(Collected data)

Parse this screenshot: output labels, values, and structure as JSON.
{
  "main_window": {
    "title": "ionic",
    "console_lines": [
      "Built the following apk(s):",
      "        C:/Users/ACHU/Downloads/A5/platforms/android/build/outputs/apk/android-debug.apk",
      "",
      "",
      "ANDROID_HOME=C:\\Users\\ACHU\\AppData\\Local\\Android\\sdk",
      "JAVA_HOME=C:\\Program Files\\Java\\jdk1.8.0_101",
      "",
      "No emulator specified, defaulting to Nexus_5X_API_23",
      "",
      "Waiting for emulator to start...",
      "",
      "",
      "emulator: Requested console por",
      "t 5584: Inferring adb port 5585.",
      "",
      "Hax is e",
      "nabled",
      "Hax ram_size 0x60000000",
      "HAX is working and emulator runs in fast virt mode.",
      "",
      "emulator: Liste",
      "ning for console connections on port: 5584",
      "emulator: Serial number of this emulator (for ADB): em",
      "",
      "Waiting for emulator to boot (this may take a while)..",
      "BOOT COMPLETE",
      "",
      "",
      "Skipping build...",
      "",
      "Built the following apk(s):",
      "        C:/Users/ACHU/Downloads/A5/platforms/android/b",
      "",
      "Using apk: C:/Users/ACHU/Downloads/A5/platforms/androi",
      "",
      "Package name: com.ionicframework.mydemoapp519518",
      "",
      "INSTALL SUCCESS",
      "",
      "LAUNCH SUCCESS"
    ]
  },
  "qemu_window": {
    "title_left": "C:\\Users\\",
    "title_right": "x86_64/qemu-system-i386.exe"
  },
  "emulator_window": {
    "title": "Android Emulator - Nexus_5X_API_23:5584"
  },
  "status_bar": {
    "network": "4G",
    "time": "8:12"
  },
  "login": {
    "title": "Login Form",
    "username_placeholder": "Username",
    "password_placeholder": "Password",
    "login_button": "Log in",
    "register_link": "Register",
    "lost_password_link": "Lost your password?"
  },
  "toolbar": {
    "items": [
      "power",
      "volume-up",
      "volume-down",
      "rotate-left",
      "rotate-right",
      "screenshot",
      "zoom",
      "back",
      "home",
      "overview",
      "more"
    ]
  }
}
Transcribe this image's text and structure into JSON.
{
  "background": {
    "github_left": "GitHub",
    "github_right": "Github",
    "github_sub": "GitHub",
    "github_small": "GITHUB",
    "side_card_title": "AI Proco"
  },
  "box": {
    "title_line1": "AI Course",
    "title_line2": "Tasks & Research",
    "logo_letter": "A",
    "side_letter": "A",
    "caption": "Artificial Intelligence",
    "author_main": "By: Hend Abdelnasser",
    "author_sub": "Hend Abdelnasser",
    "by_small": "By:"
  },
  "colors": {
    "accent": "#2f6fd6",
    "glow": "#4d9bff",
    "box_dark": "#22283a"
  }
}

*PROBLEM STATEMENT*: Return all of the above records exactly, leaving no line out.

*RESPONSE*:
Parse this screenshot: output labels, values, and structure as JSON.
{
  "main_window": {
    "title": "ionic",
    "console_lines": [
      "Built the following apk(s):",
      "        C:/Users/ACHU/Downloads/A5/platforms/android/build/outputs/apk/android-debug.apk",
      "",
      "",
      "ANDROID_HOME=C:\\Users\\ACHU\\AppData\\Local\\Android\\sdk",
      "JAVA_HOME=C:\\Program Files\\Java\\jdk1.8.0_101",
      "",
      "No emulator specified, defaulting to Nexus_5X_API_23",
      "",
      "Waiting for emulator to start...",
      "",
      "",
      "emulator: Requested console por",
      "t 5584: Inferring adb port 5585.",
      "",
      "Hax is e",
      "nabled",
      "Hax ram_size 0x60000000",
      "HAX is working and emulator runs in fast virt mode.",
      "",
      "emulator: Liste",
      "ning for console connections on port: 5584",
      "emulator: Serial number of this emulator (for ADB): em",
      "",
      "Waiting for emulator to boot (this may take a while)..",
      "BOOT COMPLETE",
      "",
      "",
      "Skipping build...",
      "",
      "Built the following apk(s):",
      "        C:/Users/ACHU/Downloads/A5/platforms/android/b",
      "",
      "Using apk: C:/Users/ACHU/Downloads/A5/platforms/androi",
      "",
      "Package name: com.ionicframework.mydemoapp519518",
      "",
      "INSTALL SUCCESS",
      "",
      "LAUNCH SUCCESS"
    ]
  },
  "qemu_window": {
    "title_left": "C:\\Users\\",
    "title_right": "x86_64/qemu-system-i386.exe"
  },
  "emulator_window": {
    "title": "Android Emulator - Nexus_5X_API_23:5584"
  },
  "status_bar": {
    "network": "4G",
    "time": "8:12"
  },
  "login": {
    "title": "Login Form",
    "username_placeholder": "Username",
    "password_placeholder": "Password",
    "login_button": "Log in",
    "register_link": "Register",
    "lost_password_link": "Lost your password?"
  },
  "toolbar": {
    "items": [
      "power",
      "volume-up",
      "volume-down",
      "rotate-left",
      "rotate-right",
      "screenshot",
      "zoom",
      "back",
      "home",
      "overview",
      "more"
    ]
  }
}
Transcribe this image's text and structure into JSON.
{
  "background": {
    "github_left": "GitHub",
    "github_right": "Github",
    "github_sub": "GitHub",
    "github_small": "GITHUB",
    "side_card_title": "AI Proco"
  },
  "box": {
    "title_line1": "AI Course",
    "title_line2": "Tasks & Research",
    "logo_letter": "A",
    "side_letter": "A",
    "caption": "Artificial Intelligence",
    "author_main": "By: Hend Abdelnasser",
    "author_sub": "Hend Abdelnasser",
    "by_small": "By:"
  },
  "colors": {
    "accent": "#2f6fd6",
    "glow": "#4d9bff",
    "box_dark": "#22283a"
  }
}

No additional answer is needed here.